⟨

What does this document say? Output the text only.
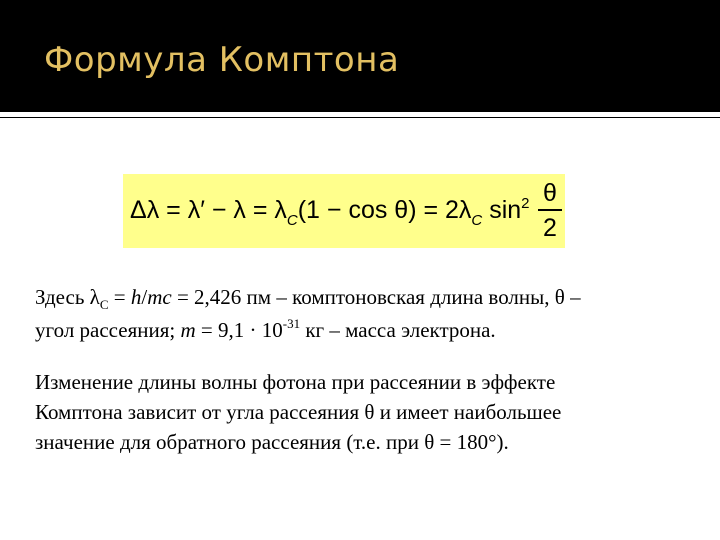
Формула Комптона
$\Delta\lambda = \lambda' - \lambda = \lambda_C(1 - \cos \theta) = 2\lambda_C$ $\sin^2 \theta$
2
Здесь $\lambda_C = h/mc = 2,426$ пм – комптоновская длина волны, θ –
угол рассеяния; $m = 9,1 \cdot 10^{-31}$ кг – масса электрона.
Изменение длины волны фотона при рассеянии в эффекте
Комптона зависит от угла рассеяния θ и имеет наибольшее
значение для обратного рассеяния (т.е. при θ = 180°).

⟩

◆ **Challenge**
Look above for lines with the word "рассеяния" and copy them all.

◆ **Result for this task**
угол рассеяния; $m = 9,1 \cdot 10^{-31}$ кг – масса электрона.
Комптона зависит от угла рассеяния θ и имеет наибольшее
значение для обратного рассеяния (т.е. при θ = 180°).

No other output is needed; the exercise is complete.